INFORMATION PROVIDED:
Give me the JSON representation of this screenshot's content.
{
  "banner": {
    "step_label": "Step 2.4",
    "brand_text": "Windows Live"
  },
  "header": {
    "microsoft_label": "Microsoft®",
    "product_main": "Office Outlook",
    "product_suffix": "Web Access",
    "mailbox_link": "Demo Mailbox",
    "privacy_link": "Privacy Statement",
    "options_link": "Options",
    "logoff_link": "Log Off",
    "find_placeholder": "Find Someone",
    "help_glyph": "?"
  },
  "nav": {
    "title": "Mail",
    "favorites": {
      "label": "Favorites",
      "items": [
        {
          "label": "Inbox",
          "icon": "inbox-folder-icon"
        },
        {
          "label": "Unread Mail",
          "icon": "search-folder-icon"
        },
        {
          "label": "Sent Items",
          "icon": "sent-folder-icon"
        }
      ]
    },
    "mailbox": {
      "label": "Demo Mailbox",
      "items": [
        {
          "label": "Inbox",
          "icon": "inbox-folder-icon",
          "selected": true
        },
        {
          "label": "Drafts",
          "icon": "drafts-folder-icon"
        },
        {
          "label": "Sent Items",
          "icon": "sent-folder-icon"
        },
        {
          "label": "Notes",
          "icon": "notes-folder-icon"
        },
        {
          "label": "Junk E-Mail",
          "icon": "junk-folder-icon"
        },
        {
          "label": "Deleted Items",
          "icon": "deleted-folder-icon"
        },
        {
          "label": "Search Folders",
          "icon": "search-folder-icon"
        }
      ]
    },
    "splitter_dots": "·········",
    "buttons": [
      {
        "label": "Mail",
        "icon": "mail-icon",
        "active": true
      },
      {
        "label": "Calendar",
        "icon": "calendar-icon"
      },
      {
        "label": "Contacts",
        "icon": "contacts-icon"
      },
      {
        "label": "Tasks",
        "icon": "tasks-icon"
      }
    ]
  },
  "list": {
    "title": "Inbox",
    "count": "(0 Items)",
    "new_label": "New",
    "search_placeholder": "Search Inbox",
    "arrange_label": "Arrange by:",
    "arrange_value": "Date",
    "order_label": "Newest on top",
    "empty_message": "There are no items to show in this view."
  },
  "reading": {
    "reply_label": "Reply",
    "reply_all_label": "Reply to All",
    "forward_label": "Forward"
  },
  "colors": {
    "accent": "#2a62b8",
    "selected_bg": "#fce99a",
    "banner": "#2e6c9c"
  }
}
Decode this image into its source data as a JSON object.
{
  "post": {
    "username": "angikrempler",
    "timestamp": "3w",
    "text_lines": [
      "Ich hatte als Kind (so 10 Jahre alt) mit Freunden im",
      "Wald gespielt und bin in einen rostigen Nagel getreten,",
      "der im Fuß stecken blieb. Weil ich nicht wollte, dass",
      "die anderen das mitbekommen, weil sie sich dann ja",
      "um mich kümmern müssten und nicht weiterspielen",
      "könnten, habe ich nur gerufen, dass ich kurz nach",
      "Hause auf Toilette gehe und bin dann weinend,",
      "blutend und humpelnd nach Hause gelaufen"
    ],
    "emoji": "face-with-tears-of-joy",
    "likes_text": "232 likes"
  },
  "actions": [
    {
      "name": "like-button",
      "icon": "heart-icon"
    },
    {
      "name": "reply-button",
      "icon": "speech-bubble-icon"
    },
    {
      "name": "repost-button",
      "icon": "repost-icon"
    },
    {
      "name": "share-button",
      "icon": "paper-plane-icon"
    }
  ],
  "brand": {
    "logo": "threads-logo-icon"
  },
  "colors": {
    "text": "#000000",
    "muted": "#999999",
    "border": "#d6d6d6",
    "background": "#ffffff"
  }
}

GIVEN EXERCISE: Copy all of the data exactly.

THE RESULT:
Give me the JSON representation of this screenshot's content.
{
  "banner": {
    "step_label": "Step 2.4",
    "brand_text": "Windows Live"
  },
  "header": {
    "microsoft_label": "Microsoft®",
    "product_main": "Office Outlook",
    "product_suffix": "Web Access",
    "mailbox_link": "Demo Mailbox",
    "privacy_link": "Privacy Statement",
    "options_link": "Options",
    "logoff_link": "Log Off",
    "find_placeholder": "Find Someone",
    "help_glyph": "?"
  },
  "nav": {
    "title": "Mail",
    "favorites": {
      "label": "Favorites",
      "items": [
        {
          "label": "Inbox",
          "icon": "inbox-folder-icon"
        },
        {
          "label": "Unread Mail",
          "icon": "search-folder-icon"
        },
        {
          "label": "Sent Items",
          "icon": "sent-folder-icon"
        }
      ]
    },
    "mailbox": {
      "label": "Demo Mailbox",
      "items": [
        {
          "label": "Inbox",
          "icon": "inbox-folder-icon",
          "selected": true
        },
        {
          "label": "Drafts",
          "icon": "drafts-folder-icon"
        },
        {
          "label": "Sent Items",
          "icon": "sent-folder-icon"
        },
        {
          "label": "Notes",
          "icon": "notes-folder-icon"
        },
        {
          "label": "Junk E-Mail",
          "icon": "junk-folder-icon"
        },
        {
          "label": "Deleted Items",
          "icon": "deleted-folder-icon"
        },
        {
          "label": "Search Folders",
          "icon": "search-folder-icon"
        }
      ]
    },
    "splitter_dots": "·········",
    "buttons": [
      {
        "label": "Mail",
        "icon": "mail-icon",
        "active": true
      },
      {
        "label": "Calendar",
        "icon": "calendar-icon"
      },
      {
        "label": "Contacts",
        "icon": "contacts-icon"
      },
      {
        "label": "Tasks",
        "icon": "tasks-icon"
      }
    ]
  },
  "list": {
    "title": "Inbox",
    "count": "(0 Items)",
    "new_label": "New",
    "search_placeholder": "Search Inbox",
    "arrange_label": "Arrange by:",
    "arrange_value": "Date",
    "order_label": "Newest on top",
    "empty_message": "There are no items to show in this view."
  },
  "reading": {
    "reply_label": "Reply",
    "reply_all_label": "Reply to All",
    "forward_label": "Forward"
  },
  "colors": {
    "accent": "#2a62b8",
    "selected_bg": "#fce99a",
    "banner": "#2e6c9c"
  }
}
Decode this image into its source data as a JSON object.
{
  "post": {
    "username": "angikrempler",
    "timestamp": "3w",
    "text_lines": [
      "Ich hatte als Kind (so 10 Jahre alt) mit Freunden im",
      "Wald gespielt und bin in einen rostigen Nagel getreten,",
      "der im Fuß stecken blieb. Weil ich nicht wollte, dass",
      "die anderen das mitbekommen, weil sie sich dann ja",
      "um mich kümmern müssten und nicht weiterspielen",
      "könnten, habe ich nur gerufen, dass ich kurz nach",
      "Hause auf Toilette gehe und bin dann weinend,",
      "blutend und humpelnd nach Hause gelaufen"
    ],
    "emoji": "face-with-tears-of-joy",
    "likes_text": "232 likes"
  },
  "actions": [
    {
      "name": "like-button",
      "icon": "heart-icon"
    },
    {
      "name": "reply-button",
      "icon": "speech-bubble-icon"
    },
    {
      "name": "repost-button",
      "icon": "repost-icon"
    },
    {
      "name": "share-button",
      "icon": "paper-plane-icon"
    }
  ],
  "brand": {
    "logo": "threads-logo-icon"
  },
  "colors": {
    "text": "#000000",
    "muted": "#999999",
    "border": "#d6d6d6",
    "background": "#ffffff"
  }
}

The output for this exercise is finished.